TASK DIRECTIONS - Your job is to retype the records exactly while dropping every picture.
----- PROVIDED RECORDS
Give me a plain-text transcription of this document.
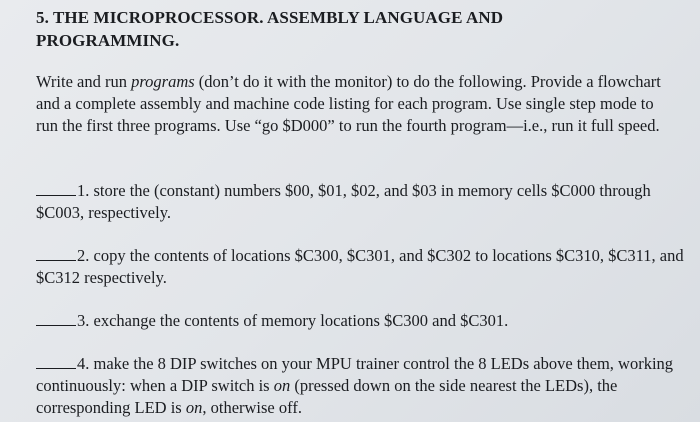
5. THE MICROPROCESSOR. ASSEMBLY LANGUAGE AND
PROGRAMMING.
Write and run programs (don’t do it with the monitor) to do the following. Provide a flowchart and a complete assembly and machine code listing for each program. Use single step mode to run the first three programs. Use “go $D000” to run the fourth program—i.e., run it full speed.
1. store the (constant) numbers $00, $01, $02, and $03 in memory cells $C000 through $C003, respectively.
2. copy the contents of locations $C300, $C301, and $C302 to locations $C310, $C311, and $C312 respectively.
3. exchange the contents of memory locations $C300 and $C301.
4. make the 8 DIP switches on your MPU trainer control the 8 LEDs above them, working continuously: when a DIP switch is on (pressed down on the side nearest the LEDs), the corresponding LED is on, otherwise off.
----------
SOLUTION -
Give me a plain-text transcription of this document.
5. THE MICROPROCESSOR. ASSEMBLY LANGUAGE AND
PROGRAMMING.
Write and run programs (don’t do it with the monitor) to do the following. Provide a flowchart and a complete assembly and machine code listing for each program. Use single step mode to run the first three programs. Use “go $D000” to run the fourth program—i.e., run it full speed.
1. store the (constant) numbers $00, $01, $02, and $03 in memory cells $C000 through $C003, respectively.
2. copy the contents of locations $C300, $C301, and $C302 to locations $C310, $C311, and $C312 respectively.
3. exchange the contents of memory locations $C300 and $C301.
4. make the 8 DIP switches on your MPU trainer control the 8 LEDs above them, working continuously: when a DIP switch is on (pressed down on the side nearest the LEDs), the corresponding LED is on, otherwise off.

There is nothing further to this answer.